• _How to complete this task_: Return the whole listing unchanged. Drop the images.

• _Dataset entries_:
────────────────────
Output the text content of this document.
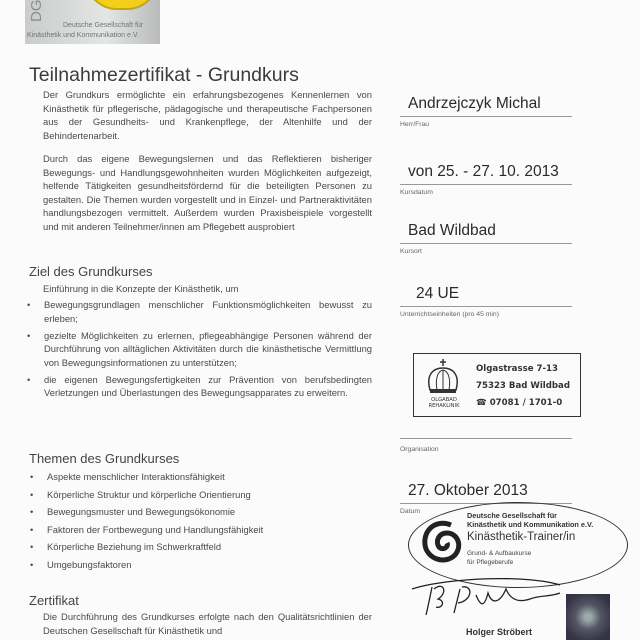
DG
Deutsche Gesellschaft für
Kinästhetik und Kommunikation e.V.
Teilnahmezertifikat - Grundkurs
Der Grundkurs ermöglichte ein erfahrungsbezogenes Kennenlernen von Kinästhetik für pflegerische, pädagogische und therapeutische Fachpersonen aus der Gesundheits- und Krankenpflege, der Altenhilfe und der Behindertenarbeit.
Durch das eigene Bewegungslernen und das Reflektieren bisheriger Bewegungs- und Handlungsgewohnheiten wurden Möglichkeiten aufgezeigt, helfende Tätigkeiten gesundheitsfördernd für die beteiligten Personen zu gestalten. Die Themen wurden vorgestellt und in Einzel- und Partneraktivitäten handlungsbezogen vermittelt. Außerdem wurden Praxisbeispiele vorgestellt und mit anderen Teilnehmer/innen am Pflegebett ausprobiert
Ziel des Grundkurses
Einführung in die Konzepte der Kinästhetik, um
• Bewegungsgrundlagen menschlicher Funktionsmöglichkeiten bewusst zu erleben;
• gezielte Möglichkeiten zu erlernen, pflegeabhängige Personen während der Durchführung von alltäglichen Aktivitäten durch die kinästhetische Vermittlung von Bewegungsinformationen zu unterstützen;
• die eigenen Bewegungsfertigkeiten zur Prävention von berufsbedingten Verletzungen und Überlastungen des Bewegungsapparates zu erweitern.
Themen des Grundkurses
• Aspekte menschlicher Interaktionsfähigkeit
• Körperliche Struktur und körperliche Orientierung
• Bewegungsmuster und Bewegungsökonomie
• Faktoren der Fortbewegung und Handlungsfähigkeit
• Körperliche Beziehung im Schwerkraftfeld
• Umgebungsfaktoren
Zertifikat
Die Durchführung des Grundkurses erfolgte nach den Qualitätsrichtlinien der Deutschen Gesellschaft für Kinästhetik und
Andrzejczyk Michal
Herr/Frau
von 25. - 27. 10. 2013
Kursdatum
Bad Wildbad
Kursort
24 UE
Unterrichtseinheiten (pro 45 min)
OLGABAD
REHAKLINIK
Olgastrasse 7-13
75323 Bad Wildbad
☎ 07081 / 1701-0
Organisation
27. Oktober 2013
Datum	Deutsche Gesellschaft für
Kinästhetik und Kommunikation e.V.
Kinästhetik-Trainer/in
Grund- & Aufbaukurse
für Pflegeberufe
Holger Ströbert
────────────────────
• _Output of the task_:
Output the text content of this document.
DG
Deutsche Gesellschaft für
Kinästhetik und Kommunikation e.V.
Teilnahmezertifikat - Grundkurs
Der Grundkurs ermöglichte ein erfahrungsbezogenes Kennenlernen von Kinästhetik für pflegerische, pädagogische und therapeutische Fachpersonen aus der Gesundheits- und Krankenpflege, der Altenhilfe und der Behindertenarbeit.
Durch das eigene Bewegungslernen und das Reflektieren bisheriger Bewegungs- und Handlungsgewohnheiten wurden Möglichkeiten aufgezeigt, helfende Tätigkeiten gesundheitsfördernd für die beteiligten Personen zu gestalten. Die Themen wurden vorgestellt und in Einzel- und Partneraktivitäten handlungsbezogen vermittelt. Außerdem wurden Praxisbeispiele vorgestellt und mit anderen Teilnehmer/innen am Pflegebett ausprobiert
Ziel des Grundkurses
Einführung in die Konzepte der Kinästhetik, um
• Bewegungsgrundlagen menschlicher Funktionsmöglichkeiten bewusst zu erleben;
• gezielte Möglichkeiten zu erlernen, pflegeabhängige Personen während der Durchführung von alltäglichen Aktivitäten durch die kinästhetische Vermittlung von Bewegungsinformationen zu unterstützen;
• die eigenen Bewegungsfertigkeiten zur Prävention von berufsbedingten Verletzungen und Überlastungen des Bewegungsapparates zu erweitern.
Themen des Grundkurses
• Aspekte menschlicher Interaktionsfähigkeit
• Körperliche Struktur und körperliche Orientierung
• Bewegungsmuster und Bewegungsökonomie
• Faktoren der Fortbewegung und Handlungsfähigkeit
• Körperliche Beziehung im Schwerkraftfeld
• Umgebungsfaktoren
Zertifikat
Die Durchführung des Grundkurses erfolgte nach den Qualitätsrichtlinien der Deutschen Gesellschaft für Kinästhetik und
Andrzejczyk Michal
Herr/Frau
von 25. - 27. 10. 2013
Kursdatum
Bad Wildbad
Kursort
24 UE
Unterrichtseinheiten (pro 45 min)
OLGABAD
REHAKLINIK
Olgastrasse 7-13
75323 Bad Wildbad
☎ 07081 / 1701-0
Organisation
27. Oktober 2013
Datum	Deutsche Gesellschaft für
Kinästhetik und Kommunikation e.V.
Kinästhetik-Trainer/in
Grund- & Aufbaukurse
für Pflegeberufe
Holger Ströbert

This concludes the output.